### EXERCISE PROMPT
All lines below must be repeated exactly, with the pictures omitted.

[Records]
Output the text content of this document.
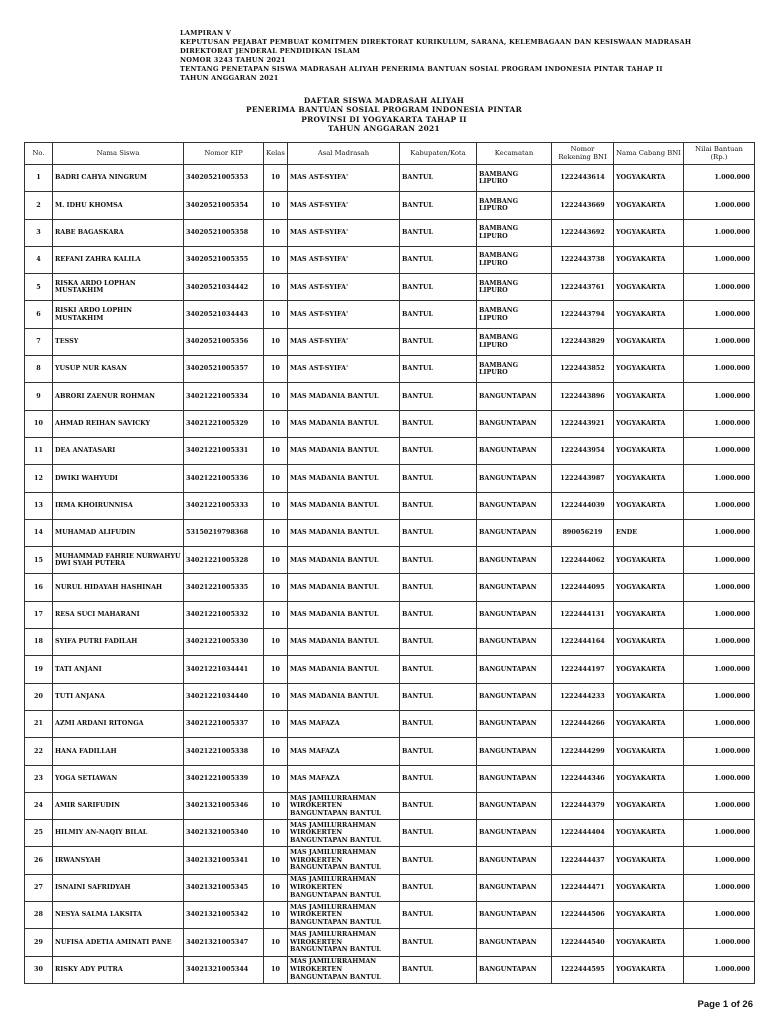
LAMPIRAN V
KEPUTUSAN PEJABAT PEMBUAT KOMITMEN DIREKTORAT KURIKULUM, SARANA, KELEMBAGAAN DAN KESISWAAN MADRASAH
DIREKTORAT JENDERAL PENDIDIKAN ISLAM
NOMOR 3243 TAHUN 2021
TENTANG PENETAPAN SISWA MADRASAH ALIYAH PENERIMA BANTUAN SOSIAL PROGRAM INDONESIA PINTAR TAHAP II
TAHUN ANGGARAN 2021
DAFTAR SISWA MADRASAH ALIYAH
PENERIMA BANTUAN SOSIAL PROGRAM INDONESIA PINTAR
PROVINSI DI YOGYAKARTA TAHAP II
TAHUN ANGGARAN 2021
No.	Nama Siswa	Nomor KIP	Kelas	Asal Madrasah	Kabupaten/Kota	Kecamatan	Nomor Rekening BNI	Nama Cabang BNI	Nilai Bantuan (Rp.)
1	BADRI CAHYA NINGRUM	34020521005353	10	MAS AST-SYIFA'	BANTUL	BAMBANG LIPURO	1222443614	YOGYAKARTA	1.000.000
2	M. IDHU KHOMSA	34020521005354	10	MAS AST-SYIFA'	BANTUL	BAMBANG LIPURO	1222443669	YOGYAKARTA	1.000.000
3	RABE BAGASKARA	34020521005358	10	MAS AST-SYIFA'	BANTUL	BAMBANG LIPURO	1222443692	YOGYAKARTA	1.000.000
4	REFANI ZAHRA KALILA	34020521005355	10	MAS AST-SYIFA'	BANTUL	BAMBANG LIPURO	1222443738	YOGYAKARTA	1.000.000
5	RISKA ARDO LOPHAN MUSTAKHIM	34020521034442	10	MAS AST-SYIFA'	BANTUL	BAMBANG LIPURO	1222443761	YOGYAKARTA	1.000.000
6	RISKI ARDO LOPHIN MUSTAKHIM	34020521034443	10	MAS AST-SYIFA'	BANTUL	BAMBANG LIPURO	1222443794	YOGYAKARTA	1.000.000
7	TESSY	34020521005356	10	MAS AST-SYIFA'	BANTUL	BAMBANG LIPURO	1222443829	YOGYAKARTA	1.000.000
8	YUSUP NUR KASAN	34020521005357	10	MAS AST-SYIFA'	BANTUL	BAMBANG LIPURO	1222443852	YOGYAKARTA	1.000.000
9	ABRORI ZAENUR ROHMAN	34021221005334	10	MAS MADANIA BANTUL	BANTUL	BANGUNTAPAN	1222443896	YOGYAKARTA	1.000.000
10	AHMAD REIHAN SAVICKY	34021221005329	10	MAS MADANIA BANTUL	BANTUL	BANGUNTAPAN	1222443921	YOGYAKARTA	1.000.000
11	DEA ANATASARI	34021221005331	10	MAS MADANIA BANTUL	BANTUL	BANGUNTAPAN	1222443954	YOGYAKARTA	1.000.000
12	DWIKI WAHYUDI	34021221005336	10	MAS MADANIA BANTUL	BANTUL	BANGUNTAPAN	1222443987	YOGYAKARTA	1.000.000
13	IRMA KHOIRUNNISA	34021221005333	10	MAS MADANIA BANTUL	BANTUL	BANGUNTAPAN	1222444039	YOGYAKARTA	1.000.000
14	MUHAMAD ALIFUDIN	53150219798368	10	MAS MADANIA BANTUL	BANTUL	BANGUNTAPAN	890056219	ENDE	1.000.000
15	MUHAMMAD FAHRIE NURWAHYU DWI SYAH PUTERA	34021221005328	10	MAS MADANIA BANTUL	BANTUL	BANGUNTAPAN	1222444062	YOGYAKARTA	1.000.000
16	NURUL HIDAYAH HASHINAH	34021221005335	10	MAS MADANIA BANTUL	BANTUL	BANGUNTAPAN	1222444095	YOGYAKARTA	1.000.000
17	RESA SUCI MAHARANI	34021221005332	10	MAS MADANIA BANTUL	BANTUL	BANGUNTAPAN	1222444131	YOGYAKARTA	1.000.000
18	SYIFA PUTRI FADILAH	34021221005330	10	MAS MADANIA BANTUL	BANTUL	BANGUNTAPAN	1222444164	YOGYAKARTA	1.000.000
19	TATI ANJANI	34021221034441	10	MAS MADANIA BANTUL	BANTUL	BANGUNTAPAN	1222444197	YOGYAKARTA	1.000.000
20	TUTI ANJANA	34021221034440	10	MAS MADANIA BANTUL	BANTUL	BANGUNTAPAN	1222444233	YOGYAKARTA	1.000.000
21	AZMI ARDANI RITONGA	34021221005337	10	MAS MAFAZA	BANTUL	BANGUNTAPAN	1222444266	YOGYAKARTA	1.000.000
22	HANA FADILLAH	34021221005338	10	MAS MAFAZA	BANTUL	BANGUNTAPAN	1222444299	YOGYAKARTA	1.000.000
23	YOGA SETIAWAN	34021221005339	10	MAS MAFAZA	BANTUL	BANGUNTAPAN	1222444346	YOGYAKARTA	1.000.000
24	AMIR SARIFUDIN	34021321005346	10	MAS JAMILURRAHMAN WIROKERTEN BANGUNTAPAN BANTUL	BANTUL	BANGUNTAPAN	1222444379	YOGYAKARTA	1.000.000
25	HILMIY AN-NAQIY BILAL	34021321005340	10	MAS JAMILURRAHMAN WIROKERTEN BANGUNTAPAN BANTUL	BANTUL	BANGUNTAPAN	1222444404	YOGYAKARTA	1.000.000
26	IRWANSYAH	34021321005341	10	MAS JAMILURRAHMAN WIROKERTEN BANGUNTAPAN BANTUL	BANTUL	BANGUNTAPAN	1222444437	YOGYAKARTA	1.000.000
27	ISNAINI SAFRIDYAH	34021321005345	10	MAS JAMILURRAHMAN WIROKERTEN BANGUNTAPAN BANTUL	BANTUL	BANGUNTAPAN	1222444471	YOGYAKARTA	1.000.000
28	NESYA SALMA LAKSITA	34021321005342	10	MAS JAMILURRAHMAN WIROKERTEN BANGUNTAPAN BANTUL	BANTUL	BANGUNTAPAN	1222444506	YOGYAKARTA	1.000.000
29	NUFISA ADETIA AMINATI PANE	34021321005347	10	MAS JAMILURRAHMAN WIROKERTEN BANGUNTAPAN BANTUL	BANTUL	BANGUNTAPAN	1222444540	YOGYAKARTA	1.000.000
30	RISKY ADY PUTRA	34021321005344	10	MAS JAMILURRAHMAN WIROKERTEN BANGUNTAPAN BANTUL	BANTUL	BANGUNTAPAN	1222444595	YOGYAKARTA	1.000.000
Page 1 of 26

### ANSWER TO THIS PROBLEM
Output the text content of this document.
LAMPIRAN V
KEPUTUSAN PEJABAT PEMBUAT KOMITMEN DIREKTORAT KURIKULUM, SARANA, KELEMBAGAAN DAN KESISWAAN MADRASAH
DIREKTORAT JENDERAL PENDIDIKAN ISLAM
NOMOR 3243 TAHUN 2021
TENTANG PENETAPAN SISWA MADRASAH ALIYAH PENERIMA BANTUAN SOSIAL PROGRAM INDONESIA PINTAR TAHAP II
TAHUN ANGGARAN 2021
DAFTAR SISWA MADRASAH ALIYAH
PENERIMA BANTUAN SOSIAL PROGRAM INDONESIA PINTAR
PROVINSI DI YOGYAKARTA TAHAP II
TAHUN ANGGARAN 2021
No.	Nama Siswa	Nomor KIP	Kelas	Asal Madrasah	Kabupaten/Kota	Kecamatan	Nomor Rekening BNI	Nama Cabang BNI	Nilai Bantuan (Rp.)
1	BADRI CAHYA NINGRUM	34020521005353	10	MAS AST-SYIFA'	BANTUL	BAMBANG LIPURO	1222443614	YOGYAKARTA	1.000.000
2	M. IDHU KHOMSA	34020521005354	10	MAS AST-SYIFA'	BANTUL	BAMBANG LIPURO	1222443669	YOGYAKARTA	1.000.000
3	RABE BAGASKARA	34020521005358	10	MAS AST-SYIFA'	BANTUL	BAMBANG LIPURO	1222443692	YOGYAKARTA	1.000.000
4	REFANI ZAHRA KALILA	34020521005355	10	MAS AST-SYIFA'	BANTUL	BAMBANG LIPURO	1222443738	YOGYAKARTA	1.000.000
5	RISKA ARDO LOPHAN MUSTAKHIM	34020521034442	10	MAS AST-SYIFA'	BANTUL	BAMBANG LIPURO	1222443761	YOGYAKARTA	1.000.000
6	RISKI ARDO LOPHIN MUSTAKHIM	34020521034443	10	MAS AST-SYIFA'	BANTUL	BAMBANG LIPURO	1222443794	YOGYAKARTA	1.000.000
7	TESSY	34020521005356	10	MAS AST-SYIFA'	BANTUL	BAMBANG LIPURO	1222443829	YOGYAKARTA	1.000.000
8	YUSUP NUR KASAN	34020521005357	10	MAS AST-SYIFA'	BANTUL	BAMBANG LIPURO	1222443852	YOGYAKARTA	1.000.000
9	ABRORI ZAENUR ROHMAN	34021221005334	10	MAS MADANIA BANTUL	BANTUL	BANGUNTAPAN	1222443896	YOGYAKARTA	1.000.000
10	AHMAD REIHAN SAVICKY	34021221005329	10	MAS MADANIA BANTUL	BANTUL	BANGUNTAPAN	1222443921	YOGYAKARTA	1.000.000
11	DEA ANATASARI	34021221005331	10	MAS MADANIA BANTUL	BANTUL	BANGUNTAPAN	1222443954	YOGYAKARTA	1.000.000
12	DWIKI WAHYUDI	34021221005336	10	MAS MADANIA BANTUL	BANTUL	BANGUNTAPAN	1222443987	YOGYAKARTA	1.000.000
13	IRMA KHOIRUNNISA	34021221005333	10	MAS MADANIA BANTUL	BANTUL	BANGUNTAPAN	1222444039	YOGYAKARTA	1.000.000
14	MUHAMAD ALIFUDIN	53150219798368	10	MAS MADANIA BANTUL	BANTUL	BANGUNTAPAN	890056219	ENDE	1.000.000
15	MUHAMMAD FAHRIE NURWAHYU DWI SYAH PUTERA	34021221005328	10	MAS MADANIA BANTUL	BANTUL	BANGUNTAPAN	1222444062	YOGYAKARTA	1.000.000
16	NURUL HIDAYAH HASHINAH	34021221005335	10	MAS MADANIA BANTUL	BANTUL	BANGUNTAPAN	1222444095	YOGYAKARTA	1.000.000
17	RESA SUCI MAHARANI	34021221005332	10	MAS MADANIA BANTUL	BANTUL	BANGUNTAPAN	1222444131	YOGYAKARTA	1.000.000
18	SYIFA PUTRI FADILAH	34021221005330	10	MAS MADANIA BANTUL	BANTUL	BANGUNTAPAN	1222444164	YOGYAKARTA	1.000.000
19	TATI ANJANI	34021221034441	10	MAS MADANIA BANTUL	BANTUL	BANGUNTAPAN	1222444197	YOGYAKARTA	1.000.000
20	TUTI ANJANA	34021221034440	10	MAS MADANIA BANTUL	BANTUL	BANGUNTAPAN	1222444233	YOGYAKARTA	1.000.000
21	AZMI ARDANI RITONGA	34021221005337	10	MAS MAFAZA	BANTUL	BANGUNTAPAN	1222444266	YOGYAKARTA	1.000.000
22	HANA FADILLAH	34021221005338	10	MAS MAFAZA	BANTUL	BANGUNTAPAN	1222444299	YOGYAKARTA	1.000.000
23	YOGA SETIAWAN	34021221005339	10	MAS MAFAZA	BANTUL	BANGUNTAPAN	1222444346	YOGYAKARTA	1.000.000
24	AMIR SARIFUDIN	34021321005346	10	MAS JAMILURRAHMAN WIROKERTEN BANGUNTAPAN BANTUL	BANTUL	BANGUNTAPAN	1222444379	YOGYAKARTA	1.000.000
25	HILMIY AN-NAQIY BILAL	34021321005340	10	MAS JAMILURRAHMAN WIROKERTEN BANGUNTAPAN BANTUL	BANTUL	BANGUNTAPAN	1222444404	YOGYAKARTA	1.000.000
26	IRWANSYAH	34021321005341	10	MAS JAMILURRAHMAN WIROKERTEN BANGUNTAPAN BANTUL	BANTUL	BANGUNTAPAN	1222444437	YOGYAKARTA	1.000.000
27	ISNAINI SAFRIDYAH	34021321005345	10	MAS JAMILURRAHMAN WIROKERTEN BANGUNTAPAN BANTUL	BANTUL	BANGUNTAPAN	1222444471	YOGYAKARTA	1.000.000
28	NESYA SALMA LAKSITA	34021321005342	10	MAS JAMILURRAHMAN WIROKERTEN BANGUNTAPAN BANTUL	BANTUL	BANGUNTAPAN	1222444506	YOGYAKARTA	1.000.000
29	NUFISA ADETIA AMINATI PANE	34021321005347	10	MAS JAMILURRAHMAN WIROKERTEN BANGUNTAPAN BANTUL	BANTUL	BANGUNTAPAN	1222444540	YOGYAKARTA	1.000.000
30	RISKY ADY PUTRA	34021321005344	10	MAS JAMILURRAHMAN WIROKERTEN BANGUNTAPAN BANTUL	BANTUL	BANGUNTAPAN	1222444595	YOGYAKARTA	1.000.000
Page 1 of 26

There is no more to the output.